> [WORK TO COMPLETE]: Which lines hold the word "Федеральным"? Copy each one.

> [DATASET RECORDS]:
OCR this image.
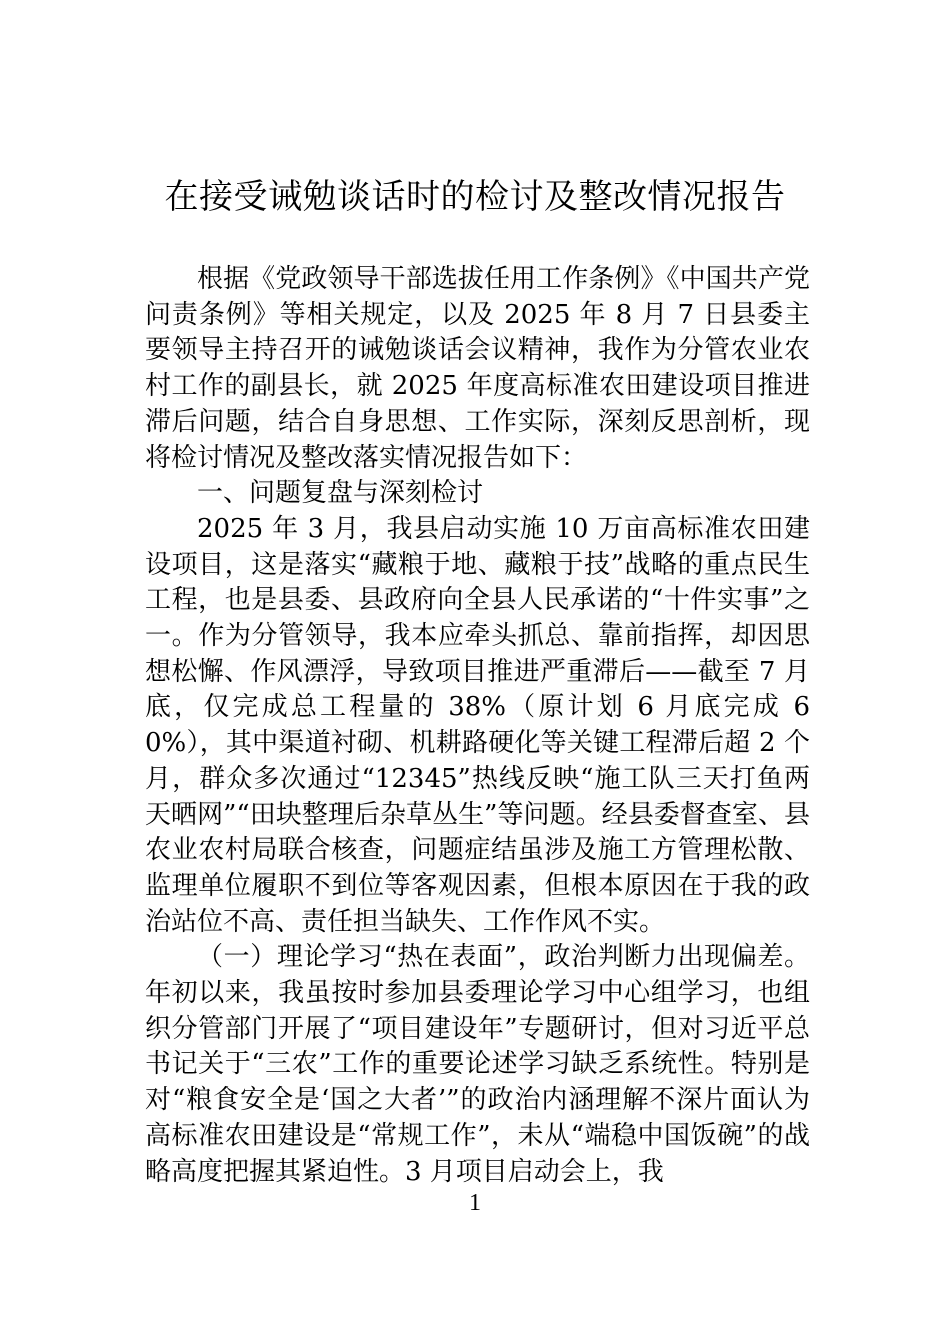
在接受诫勉谈话时的检讨及整改情况报告

根据《党政领导干部选拔任用工作条例》《中国共产党问责条例》等相关规定，以及 2025 年 8 月 7 日县委主要领导主持召开的诫勉谈话会议精神，我作为分管农业农村工作的副县长，就 2025 年度高标准农田建设项目推进滞后问题，结合自身思想、工作实际，深刻反思剖析，现将检讨情况及整改落实情况报告如下：

一、问题复盘与深刻检讨

2025 年 3 月，我县启动实施 10 万亩高标准农田建设项目，这是落实“藏粮于地、藏粮于技”战略的重点民生工程，也是县委、县政府向全县人民承诺的“十件实事”之一。作为分管领导，我本应牵头抓总、靠前指挥，却因思想松懈、作风漂浮，导致项目推进严重滞后——截至 7 月底，仅完成总工程量的 38%（原计划 6 月底完成 60%），其中渠道衬砌、机耕路硬化等关键工程滞后超 2 个月，群众多次通过“12345”热线反映“施工队三天打鱼两天晒网”“田块整理后杂草丛生”等问题。经县委督查室、县农业农村局联合核查，问题症结虽涉及施工方管理松散、监理单位履职不到位等客观因素，但根本原因在于我的政治站位不高、责任担当缺失、工作作风不实。

（一）理论学习“热在表面”，政治判断力出现偏差。年初以来，我虽按时参加县委理论学习中心组学习，也组织分管部门开展了“项目建设年”专题研讨，但对习近平总书记关于“三农”工作的重要论述学习缺乏系统性。特别是对“粮食安全是‘国之大者’”的政治内涵理解不深片面认为高标准农田建设是“常规工作”，未从“端稳中国饭碗”的战略高度把握其紧迫性。3 月项目启动会上，我

1
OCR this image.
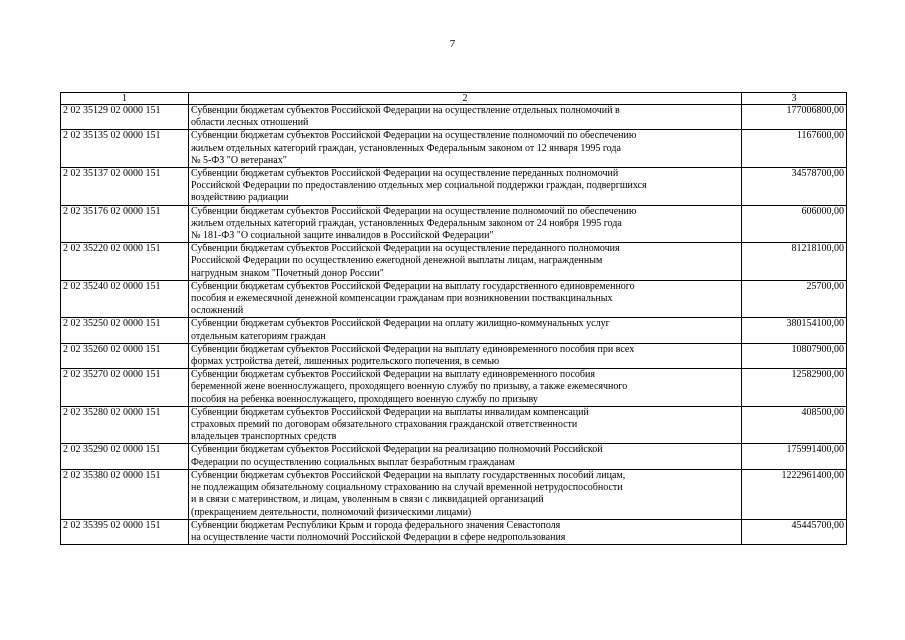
7
1	2	3
2 02 35129 02 0000 151	Субвенции бюджетам субъектов Российской Федерации на осуществление отдельных полномочий в
области лесных отношений	177006800,00
2 02 35135 02 0000 151	Субвенции бюджетам субъектов Российской Федерации на осуществление полномочий по обеспечению
жильем отдельных категорий граждан, установленных Федеральным законом от 12 января 1995 года
№ 5-ФЗ "О ветеранах"	1167600,00
2 02 35137 02 0000 151	Субвенции бюджетам субъектов Российской Федерации на осуществление переданных полномочий
Российской Федерации по предоставлению отдельных мер социальной поддержки граждан, подвергшихся
воздействию радиации	34578700,00
2 02 35176 02 0000 151	Субвенции бюджетам субъектов Российской Федерации на осуществление полномочий по обеспечению
жильем отдельных категорий граждан, установленных Федеральным законом от 24 ноября 1995 года
№ 181-ФЗ "О социальной защите инвалидов в Российской Федерации"	606000,00
2 02 35220 02 0000 151	Субвенции бюджетам субъектов Российской Федерации на осуществление переданного полномочия
Российской Федерации по осуществлению ежегодной денежной выплаты лицам, награжденным
нагрудным знаком "Почетный донор России"	81218100,00
2 02 35240 02 0000 151	Субвенции бюджетам субъектов Российской Федерации на выплату государственного единовременного
пособия и ежемесячной денежной компенсации гражданам при возникновении поствакцинальных
осложнений	25700,00
2 02 35250 02 0000 151	Субвенции бюджетам субъектов Российской Федерации на оплату жилищно-коммунальных услуг
отдельным категориям граждан	380154100,00
2 02 35260 02 0000 151	Субвенции бюджетам субъектов Российской Федерации на выплату единовременного пособия при всех
формах устройства детей, лишенных родительского попечения, в семью	10807900,00
2 02 35270 02 0000 151	Субвенции бюджетам субъектов Российской Федерации на выплату единовременного пособия
беременной жене военнослужащего, проходящего военную службу по призыву, а также ежемесячного
пособия на ребенка военнослужащего, проходящего военную службу по призыву	12582900,00
2 02 35280 02 0000 151	Субвенции бюджетам субъектов Российской Федерации на выплаты инвалидам компенсаций
страховых премий по договорам обязательного страхования гражданской ответственности
владельцев транспортных средств	408500,00
2 02 35290 02 0000 151	Субвенции бюджетам субъектов Российской Федерации на реализацию полномочий Российской
Федерации по осуществлению социальных выплат безработным гражданам	175991400,00
2 02 35380 02 0000 151	Субвенции бюджетам субъектов Российской Федерации на выплату государственных пособий лицам,
не подлежащим обязательному социальному страхованию на случай временной нетрудоспособности
и в связи с материнством, и лицам, уволенным в связи с ликвидацией организаций
(прекращением деятельности, полномочий физическими лицами)	1222961400,00
2 02 35395 02 0000 151	Субвенции бюджетам Республики Крым и города федерального значения Севастополя
на осуществление части полномочий Российской Федерации в сфере недропользования	45445700,00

> [EXERCISE RESULT]:
жильем отдельных категорий граждан, установленных Федеральным законом от 12 января 1995 года
жильем отдельных категорий граждан, установленных Федеральным законом от 24 ноября 1995 года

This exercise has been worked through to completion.